# What is asked
Rename "interactable" to "clickable" in the lines from the first one up to and including the line with "col-header-i[interactable]: I [567,348,712,368]", and give back only those lines with nothing else changed.

# Provided information

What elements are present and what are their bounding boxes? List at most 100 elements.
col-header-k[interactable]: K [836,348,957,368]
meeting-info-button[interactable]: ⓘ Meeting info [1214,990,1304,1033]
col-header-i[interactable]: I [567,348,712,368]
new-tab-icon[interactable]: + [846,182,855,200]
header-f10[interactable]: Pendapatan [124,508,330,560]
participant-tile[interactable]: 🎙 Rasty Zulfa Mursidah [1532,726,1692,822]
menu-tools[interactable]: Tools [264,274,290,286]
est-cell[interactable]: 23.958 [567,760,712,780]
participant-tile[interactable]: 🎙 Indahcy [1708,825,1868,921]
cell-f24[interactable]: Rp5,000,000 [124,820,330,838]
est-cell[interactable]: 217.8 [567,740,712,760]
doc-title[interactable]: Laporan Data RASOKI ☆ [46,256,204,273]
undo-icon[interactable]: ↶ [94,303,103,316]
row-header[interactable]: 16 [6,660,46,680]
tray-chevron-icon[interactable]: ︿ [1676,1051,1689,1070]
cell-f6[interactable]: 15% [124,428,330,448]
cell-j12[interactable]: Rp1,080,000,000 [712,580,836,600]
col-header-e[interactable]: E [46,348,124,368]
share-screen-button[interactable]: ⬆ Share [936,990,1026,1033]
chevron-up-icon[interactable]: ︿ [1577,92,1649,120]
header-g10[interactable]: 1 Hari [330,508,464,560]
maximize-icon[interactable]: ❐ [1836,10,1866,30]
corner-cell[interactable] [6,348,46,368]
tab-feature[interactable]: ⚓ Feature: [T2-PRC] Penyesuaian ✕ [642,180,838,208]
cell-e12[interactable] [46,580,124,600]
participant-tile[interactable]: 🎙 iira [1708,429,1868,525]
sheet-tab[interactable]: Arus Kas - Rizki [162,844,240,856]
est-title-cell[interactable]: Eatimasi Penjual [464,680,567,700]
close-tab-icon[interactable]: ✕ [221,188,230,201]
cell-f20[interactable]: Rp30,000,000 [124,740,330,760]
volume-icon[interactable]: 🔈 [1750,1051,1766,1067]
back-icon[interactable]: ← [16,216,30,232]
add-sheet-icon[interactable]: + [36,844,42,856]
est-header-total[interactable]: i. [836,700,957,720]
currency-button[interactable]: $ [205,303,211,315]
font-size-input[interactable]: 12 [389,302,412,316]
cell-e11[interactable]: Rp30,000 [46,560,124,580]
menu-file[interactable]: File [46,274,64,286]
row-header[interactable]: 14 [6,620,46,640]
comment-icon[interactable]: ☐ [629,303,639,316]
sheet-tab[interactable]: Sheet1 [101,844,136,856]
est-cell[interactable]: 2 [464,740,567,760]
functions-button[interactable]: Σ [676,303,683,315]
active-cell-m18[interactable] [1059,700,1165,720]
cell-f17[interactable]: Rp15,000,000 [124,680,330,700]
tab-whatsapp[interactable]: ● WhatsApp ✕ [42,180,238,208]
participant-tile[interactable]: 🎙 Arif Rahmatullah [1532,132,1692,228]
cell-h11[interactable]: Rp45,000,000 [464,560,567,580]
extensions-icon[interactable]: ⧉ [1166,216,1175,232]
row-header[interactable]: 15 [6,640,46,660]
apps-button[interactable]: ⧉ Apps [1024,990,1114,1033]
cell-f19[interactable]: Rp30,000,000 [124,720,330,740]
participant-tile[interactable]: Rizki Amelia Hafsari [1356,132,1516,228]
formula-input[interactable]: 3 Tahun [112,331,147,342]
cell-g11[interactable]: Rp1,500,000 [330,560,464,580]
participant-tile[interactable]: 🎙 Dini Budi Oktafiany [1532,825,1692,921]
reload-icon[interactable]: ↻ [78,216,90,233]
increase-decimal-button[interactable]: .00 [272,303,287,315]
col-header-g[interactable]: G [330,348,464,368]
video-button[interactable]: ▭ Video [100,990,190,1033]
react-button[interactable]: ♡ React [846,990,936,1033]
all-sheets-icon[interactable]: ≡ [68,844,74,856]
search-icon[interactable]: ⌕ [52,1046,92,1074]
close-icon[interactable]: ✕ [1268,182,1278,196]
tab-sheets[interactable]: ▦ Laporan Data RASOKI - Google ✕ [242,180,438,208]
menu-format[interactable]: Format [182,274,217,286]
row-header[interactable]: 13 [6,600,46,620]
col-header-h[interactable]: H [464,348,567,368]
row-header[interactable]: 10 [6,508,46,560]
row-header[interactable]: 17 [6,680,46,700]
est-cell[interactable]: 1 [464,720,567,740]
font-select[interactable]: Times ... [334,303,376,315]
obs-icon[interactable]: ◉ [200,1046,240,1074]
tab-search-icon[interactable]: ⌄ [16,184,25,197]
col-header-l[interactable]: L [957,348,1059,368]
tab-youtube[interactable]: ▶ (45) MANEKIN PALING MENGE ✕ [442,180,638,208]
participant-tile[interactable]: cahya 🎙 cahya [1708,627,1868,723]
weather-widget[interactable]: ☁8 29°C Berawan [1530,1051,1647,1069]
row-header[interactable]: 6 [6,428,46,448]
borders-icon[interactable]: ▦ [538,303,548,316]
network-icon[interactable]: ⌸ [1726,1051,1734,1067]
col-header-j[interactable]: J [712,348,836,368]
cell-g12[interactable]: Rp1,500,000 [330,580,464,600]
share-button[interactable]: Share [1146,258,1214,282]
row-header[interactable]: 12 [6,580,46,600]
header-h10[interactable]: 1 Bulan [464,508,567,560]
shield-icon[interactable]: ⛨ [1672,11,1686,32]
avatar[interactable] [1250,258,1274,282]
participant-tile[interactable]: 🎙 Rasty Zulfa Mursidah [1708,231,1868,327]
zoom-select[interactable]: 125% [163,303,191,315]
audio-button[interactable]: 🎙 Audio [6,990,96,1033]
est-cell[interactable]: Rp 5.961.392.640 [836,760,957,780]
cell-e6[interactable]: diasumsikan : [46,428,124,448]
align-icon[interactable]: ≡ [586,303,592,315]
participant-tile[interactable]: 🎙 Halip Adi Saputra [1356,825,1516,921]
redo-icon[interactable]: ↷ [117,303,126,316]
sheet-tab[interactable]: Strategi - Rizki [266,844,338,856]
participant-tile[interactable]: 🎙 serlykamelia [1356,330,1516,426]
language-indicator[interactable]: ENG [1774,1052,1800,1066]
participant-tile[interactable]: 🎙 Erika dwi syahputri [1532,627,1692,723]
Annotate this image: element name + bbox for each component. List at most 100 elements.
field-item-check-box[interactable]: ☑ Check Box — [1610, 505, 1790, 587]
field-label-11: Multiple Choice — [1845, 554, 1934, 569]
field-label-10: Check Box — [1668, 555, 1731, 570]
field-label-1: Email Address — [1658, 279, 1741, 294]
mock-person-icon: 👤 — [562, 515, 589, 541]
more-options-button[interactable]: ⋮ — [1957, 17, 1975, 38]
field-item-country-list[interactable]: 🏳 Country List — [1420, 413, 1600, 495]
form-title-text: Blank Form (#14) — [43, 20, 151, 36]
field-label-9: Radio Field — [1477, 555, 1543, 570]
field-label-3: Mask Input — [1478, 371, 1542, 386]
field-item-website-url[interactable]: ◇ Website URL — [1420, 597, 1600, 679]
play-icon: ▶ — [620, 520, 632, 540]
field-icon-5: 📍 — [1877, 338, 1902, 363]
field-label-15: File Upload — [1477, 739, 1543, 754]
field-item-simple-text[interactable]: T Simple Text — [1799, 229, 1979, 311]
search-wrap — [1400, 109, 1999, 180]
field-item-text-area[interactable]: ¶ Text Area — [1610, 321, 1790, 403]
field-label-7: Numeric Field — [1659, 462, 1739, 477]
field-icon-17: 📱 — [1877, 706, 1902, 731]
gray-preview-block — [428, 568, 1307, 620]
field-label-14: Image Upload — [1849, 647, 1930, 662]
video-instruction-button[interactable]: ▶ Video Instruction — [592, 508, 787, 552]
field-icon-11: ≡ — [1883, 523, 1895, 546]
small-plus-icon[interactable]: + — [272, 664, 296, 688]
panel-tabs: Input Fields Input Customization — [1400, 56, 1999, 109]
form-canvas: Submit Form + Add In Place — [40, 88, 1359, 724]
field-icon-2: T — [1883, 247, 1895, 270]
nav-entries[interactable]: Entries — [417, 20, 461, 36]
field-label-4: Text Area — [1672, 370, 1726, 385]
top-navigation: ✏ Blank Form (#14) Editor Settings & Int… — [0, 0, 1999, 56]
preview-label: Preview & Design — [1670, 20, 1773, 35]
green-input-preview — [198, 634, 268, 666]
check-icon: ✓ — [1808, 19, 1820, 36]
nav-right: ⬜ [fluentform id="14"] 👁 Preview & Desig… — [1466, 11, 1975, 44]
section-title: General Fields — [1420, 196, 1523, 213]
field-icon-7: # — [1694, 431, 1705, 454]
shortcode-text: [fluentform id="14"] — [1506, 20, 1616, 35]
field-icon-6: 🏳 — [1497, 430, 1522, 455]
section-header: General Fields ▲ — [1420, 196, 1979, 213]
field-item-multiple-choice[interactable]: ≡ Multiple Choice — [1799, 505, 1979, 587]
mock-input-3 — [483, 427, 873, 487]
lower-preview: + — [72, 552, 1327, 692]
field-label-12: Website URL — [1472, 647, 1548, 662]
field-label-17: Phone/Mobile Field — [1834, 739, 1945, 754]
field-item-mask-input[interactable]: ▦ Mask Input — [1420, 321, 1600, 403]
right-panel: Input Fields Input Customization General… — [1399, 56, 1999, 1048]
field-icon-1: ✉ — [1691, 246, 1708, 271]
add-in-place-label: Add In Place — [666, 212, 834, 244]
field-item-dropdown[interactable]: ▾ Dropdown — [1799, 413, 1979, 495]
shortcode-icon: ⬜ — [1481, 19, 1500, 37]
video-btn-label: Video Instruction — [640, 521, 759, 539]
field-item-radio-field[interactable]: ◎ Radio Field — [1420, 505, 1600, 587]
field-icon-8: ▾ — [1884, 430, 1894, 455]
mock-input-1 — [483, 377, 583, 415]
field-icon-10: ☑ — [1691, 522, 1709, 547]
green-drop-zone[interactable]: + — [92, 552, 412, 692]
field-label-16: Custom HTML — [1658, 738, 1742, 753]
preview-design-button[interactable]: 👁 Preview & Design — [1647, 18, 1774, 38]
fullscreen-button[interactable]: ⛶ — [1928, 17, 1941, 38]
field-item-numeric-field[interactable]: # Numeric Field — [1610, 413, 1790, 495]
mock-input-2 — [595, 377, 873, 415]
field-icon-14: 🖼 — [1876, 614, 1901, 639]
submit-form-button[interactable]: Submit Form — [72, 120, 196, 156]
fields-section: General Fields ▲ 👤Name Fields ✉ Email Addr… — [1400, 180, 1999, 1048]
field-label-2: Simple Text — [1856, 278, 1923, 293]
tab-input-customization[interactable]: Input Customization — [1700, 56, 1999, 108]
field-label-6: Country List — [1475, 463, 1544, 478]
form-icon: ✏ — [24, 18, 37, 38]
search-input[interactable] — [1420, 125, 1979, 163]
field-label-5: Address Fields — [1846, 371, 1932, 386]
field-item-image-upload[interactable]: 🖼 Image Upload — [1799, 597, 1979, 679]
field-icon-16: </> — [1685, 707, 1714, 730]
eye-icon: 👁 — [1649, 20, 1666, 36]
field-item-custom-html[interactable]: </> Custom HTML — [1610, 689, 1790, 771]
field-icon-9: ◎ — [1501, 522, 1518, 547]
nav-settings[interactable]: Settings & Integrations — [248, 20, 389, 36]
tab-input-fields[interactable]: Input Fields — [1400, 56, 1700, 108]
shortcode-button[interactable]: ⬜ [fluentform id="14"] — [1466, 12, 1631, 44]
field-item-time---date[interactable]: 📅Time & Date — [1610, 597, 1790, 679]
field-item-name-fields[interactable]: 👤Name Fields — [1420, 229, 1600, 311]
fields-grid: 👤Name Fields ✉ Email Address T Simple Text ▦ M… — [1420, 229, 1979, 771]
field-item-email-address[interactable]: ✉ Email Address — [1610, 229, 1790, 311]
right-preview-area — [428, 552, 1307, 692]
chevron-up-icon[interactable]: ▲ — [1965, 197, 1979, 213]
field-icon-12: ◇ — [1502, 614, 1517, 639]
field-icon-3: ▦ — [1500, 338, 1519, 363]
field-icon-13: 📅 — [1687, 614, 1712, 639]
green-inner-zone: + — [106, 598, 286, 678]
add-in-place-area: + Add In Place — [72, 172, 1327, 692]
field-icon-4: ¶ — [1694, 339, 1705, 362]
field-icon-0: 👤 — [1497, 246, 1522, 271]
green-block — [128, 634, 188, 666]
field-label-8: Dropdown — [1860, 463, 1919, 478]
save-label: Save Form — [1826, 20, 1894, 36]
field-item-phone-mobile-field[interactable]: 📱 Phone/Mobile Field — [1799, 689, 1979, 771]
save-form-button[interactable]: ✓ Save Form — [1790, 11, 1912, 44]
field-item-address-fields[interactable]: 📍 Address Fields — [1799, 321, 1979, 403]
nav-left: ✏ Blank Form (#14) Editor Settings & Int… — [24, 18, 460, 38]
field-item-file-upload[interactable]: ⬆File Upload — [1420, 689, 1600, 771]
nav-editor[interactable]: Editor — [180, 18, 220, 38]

# Response to this exercise
What elements are present and what are their bounding boxes? List at most 100 elements.
col-header-k[clickable]: K [836,348,957,368]
meeting-info-button[clickable]: ⓘ Meeting info [1214,990,1304,1033]
col-header-i[clickable]: I [567,348,712,368]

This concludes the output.